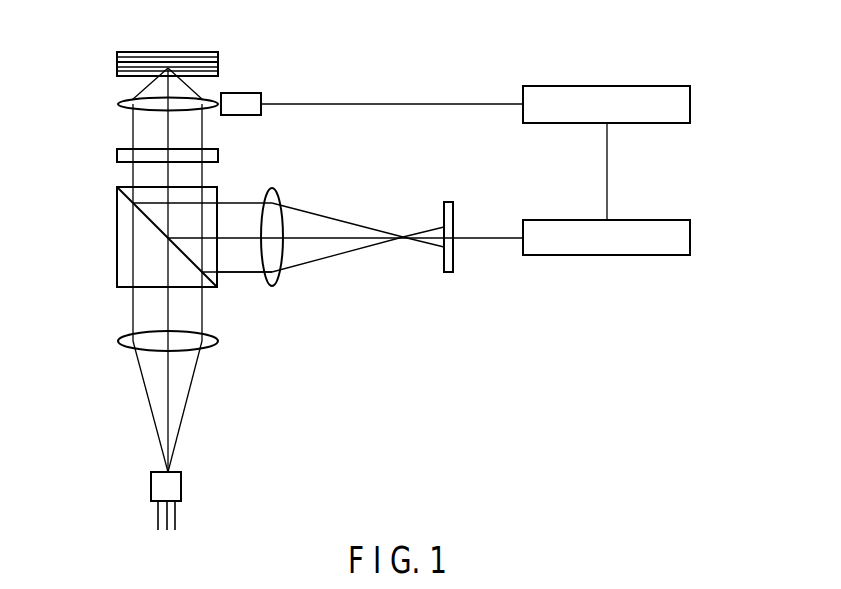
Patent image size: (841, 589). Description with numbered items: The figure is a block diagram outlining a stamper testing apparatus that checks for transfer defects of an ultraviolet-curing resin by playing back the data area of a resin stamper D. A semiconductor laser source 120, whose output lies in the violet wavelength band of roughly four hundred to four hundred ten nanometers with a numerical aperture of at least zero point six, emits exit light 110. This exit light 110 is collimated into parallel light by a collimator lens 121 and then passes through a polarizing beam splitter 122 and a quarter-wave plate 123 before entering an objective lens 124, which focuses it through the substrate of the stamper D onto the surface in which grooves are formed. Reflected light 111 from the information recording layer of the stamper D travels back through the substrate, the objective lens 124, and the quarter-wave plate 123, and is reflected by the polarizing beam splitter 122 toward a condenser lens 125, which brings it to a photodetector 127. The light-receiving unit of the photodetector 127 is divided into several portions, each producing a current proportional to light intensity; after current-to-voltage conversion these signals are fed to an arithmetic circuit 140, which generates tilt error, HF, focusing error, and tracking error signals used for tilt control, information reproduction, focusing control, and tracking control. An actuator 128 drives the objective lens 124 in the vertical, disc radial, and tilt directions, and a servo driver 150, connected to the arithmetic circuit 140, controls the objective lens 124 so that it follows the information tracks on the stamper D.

The stamper D is at (186, 52).
The exit light 110 is at (151, 415).
The reflected light 111 is at (245, 272).
The semiconductor laser source 120 is at (151, 487).
The collimator lens 121 is at (118, 342).
The polarizing beam splitter 122 is at (117, 232).
The λ/4 plate 123 is at (117, 156).
The objective lens 124 is at (117, 104).
The condenser lens 125 is at (272, 188).
The photodetector 127 is at (448, 202).
The actuator 128 is at (245, 93).
The arithmetic circuit 140 is at (690, 236).
The servo driver 150 is at (690, 103).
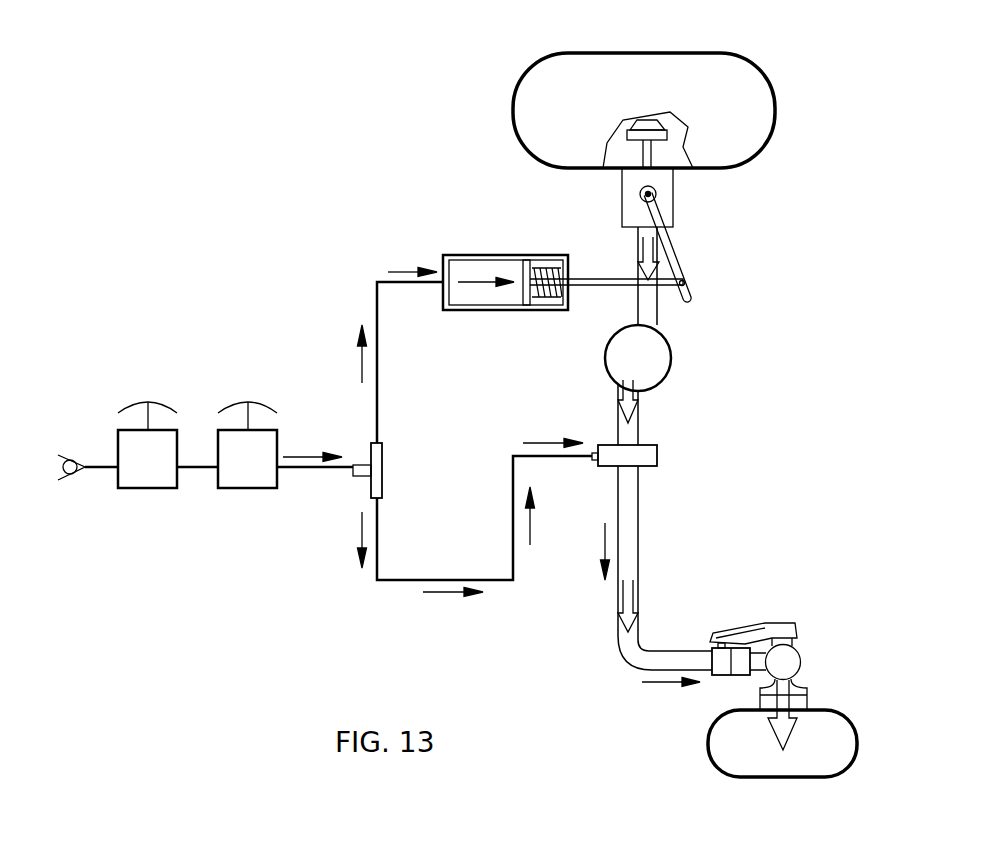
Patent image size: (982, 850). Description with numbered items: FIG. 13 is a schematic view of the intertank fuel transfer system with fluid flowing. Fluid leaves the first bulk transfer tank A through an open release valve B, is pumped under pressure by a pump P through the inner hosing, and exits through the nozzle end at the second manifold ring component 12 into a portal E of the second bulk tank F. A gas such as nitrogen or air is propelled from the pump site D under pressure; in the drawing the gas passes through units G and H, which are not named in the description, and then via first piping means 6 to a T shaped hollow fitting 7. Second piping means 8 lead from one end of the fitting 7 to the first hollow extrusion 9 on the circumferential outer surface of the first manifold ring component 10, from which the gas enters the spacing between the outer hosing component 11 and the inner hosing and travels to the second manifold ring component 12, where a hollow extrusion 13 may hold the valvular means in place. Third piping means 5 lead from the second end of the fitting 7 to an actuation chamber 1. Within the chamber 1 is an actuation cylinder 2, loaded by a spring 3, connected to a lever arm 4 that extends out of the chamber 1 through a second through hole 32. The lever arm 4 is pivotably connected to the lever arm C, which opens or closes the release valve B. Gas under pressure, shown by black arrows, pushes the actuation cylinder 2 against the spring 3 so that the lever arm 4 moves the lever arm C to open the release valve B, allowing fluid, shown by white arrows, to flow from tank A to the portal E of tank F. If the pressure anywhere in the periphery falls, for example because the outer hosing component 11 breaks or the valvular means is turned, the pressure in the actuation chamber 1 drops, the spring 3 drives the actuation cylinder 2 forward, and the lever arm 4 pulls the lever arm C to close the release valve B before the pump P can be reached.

The first bulk transfer tank A is at (645, 53).
The release valve B is at (643, 128).
The lever arm C is at (679, 268).
The pump D is at (60, 465).
The portal E is at (803, 663).
The second bulk tank F is at (837, 712).
The air filter unit G is at (135, 407).
The air pressure regulator unit H is at (232, 407).
The pump P is at (660, 359).
The actuation chamber 1 is at (462, 255).
The actuation cylinder 2 is at (530, 295).
The spring 3 is at (548, 298).
The second through hole 32 is at (574, 268).
The lever arm 4 is at (614, 279).
The third piping means 5 is at (377, 305).
The first piping means 6 is at (310, 468).
The T shaped hollow fitting 7 is at (383, 468).
The second piping means 8 is at (400, 580).
The first hollow extrusion 9 is at (592, 459).
The first manifold ring component 10 is at (647, 445).
The outer hosing component 11 is at (640, 522).
The second manifold ring component 12 is at (718, 678).
The hollow extrusion 13 is at (750, 632).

● **Exercise description**
Can you write out every line of the records above word for word, leaving the pictures out?

● **Correct answer**
Patent image size: (841, 589). Description with numbered items: The figure is a block diagram outlining a stamper testing apparatus that checks for transfer defects of an ultraviolet-curing resin by playing back the data area of a resin stamper D. A semiconductor laser source 120, whose output lies in the violet wavelength band of roughly four hundred to four hundred ten nanometers with a numerical aperture of at least zero point six, emits exit light 110. This exit light 110 is collimated into parallel light by a collimator lens 121 and then passes through a polarizing beam splitter 122 and a quarter-wave plate 123 before entering an objective lens 124, which focuses it through the substrate of the stamper D onto the surface in which grooves are formed. Reflected light 111 from the information recording layer of the stamper D travels back through the substrate, the objective lens 124, and the quarter-wave plate 123, and is reflected by the polarizing beam splitter 122 toward a condenser lens 125, which brings it to a photodetector 127. The light-receiving unit of the photodetector 127 is divided into several portions, each producing a current proportional to light intensity; after current-to-voltage conversion these signals are fed to an arithmetic circuit 140, which generates tilt error, HF, focusing error, and tracking error signals used for tilt control, information reproduction, focusing control, and tracking control. An actuator 128 drives the objective lens 124 in the vertical, disc radial, and tilt directions, and a servo driver 150, connected to the arithmetic circuit 140, controls the objective lens 124 so that it follows the information tracks on the stamper D.

The stamper D is at (186, 52).
The exit light 110 is at (151, 415).
The reflected light 111 is at (245, 272).
The semiconductor laser source 120 is at (151, 487).
The collimator lens 121 is at (118, 342).
The polarizing beam splitter 122 is at (117, 232).
The λ/4 plate 123 is at (117, 156).
The objective lens 124 is at (117, 104).
The condenser lens 125 is at (272, 188).
The photodetector 127 is at (448, 202).
The actuator 128 is at (245, 93).
The arithmetic circuit 140 is at (690, 236).
The servo driver 150 is at (690, 103).
Patent image size: (982, 850). Description with numbered items: FIG. 13 is a schematic view of the intertank fuel transfer system with fluid flowing. Fluid leaves the first bulk transfer tank A through an open release valve B, is pumped under pressure by a pump P through the inner hosing, and exits through the nozzle end at the second manifold ring component 12 into a portal E of the second bulk tank F. A gas such as nitrogen or air is propelled from the pump site D under pressure; in the drawing the gas passes through units G and H, which are not named in the description, and then via first piping means 6 to a T shaped hollow fitting 7. Second piping means 8 lead from one end of the fitting 7 to the first hollow extrusion 9 on the circumferential outer surface of the first manifold ring component 10, from which the gas enters the spacing between the outer hosing component 11 and the inner hosing and travels to the second manifold ring component 12, where a hollow extrusion 13 may hold the valvular means in place. Third piping means 5 lead from the second end of the fitting 7 to an actuation chamber 1. Within the chamber 1 is an actuation cylinder 2, loaded by a spring 3, connected to a lever arm 4 that extends out of the chamber 1 through a second through hole 32. The lever arm 4 is pivotably connected to the lever arm C, which opens or closes the release valve B. Gas under pressure, shown by black arrows, pushes the actuation cylinder 2 against the spring 3 so that the lever arm 4 moves the lever arm C to open the release valve B, allowing fluid, shown by white arrows, to flow from tank A to the portal E of tank F. If the pressure anywhere in the periphery falls, for example because the outer hosing component 11 breaks or the valvular means is turned, the pressure in the actuation chamber 1 drops, the spring 3 drives the actuation cylinder 2 forward, and the lever arm 4 pulls the lever arm C to close the release valve B before the pump P can be reached.

The first bulk transfer tank A is at (645, 53).
The release valve B is at (643, 128).
The lever arm C is at (679, 268).
The pump D is at (60, 465).
The portal E is at (803, 663).
The second bulk tank F is at (837, 712).
The air filter unit G is at (135, 407).
The air pressure regulator unit H is at (232, 407).
The pump P is at (660, 359).
The actuation chamber 1 is at (462, 255).
The actuation cylinder 2 is at (530, 295).
The spring 3 is at (548, 298).
The second through hole 32 is at (574, 268).
The lever arm 4 is at (614, 279).
The third piping means 5 is at (377, 305).
The first piping means 6 is at (310, 468).
The T shaped hollow fitting 7 is at (383, 468).
The second piping means 8 is at (400, 580).
The first hollow extrusion 9 is at (592, 459).
The first manifold ring component 10 is at (647, 445).
The outer hosing component 11 is at (640, 522).
The second manifold ring component 12 is at (718, 678).
The hollow extrusion 13 is at (750, 632).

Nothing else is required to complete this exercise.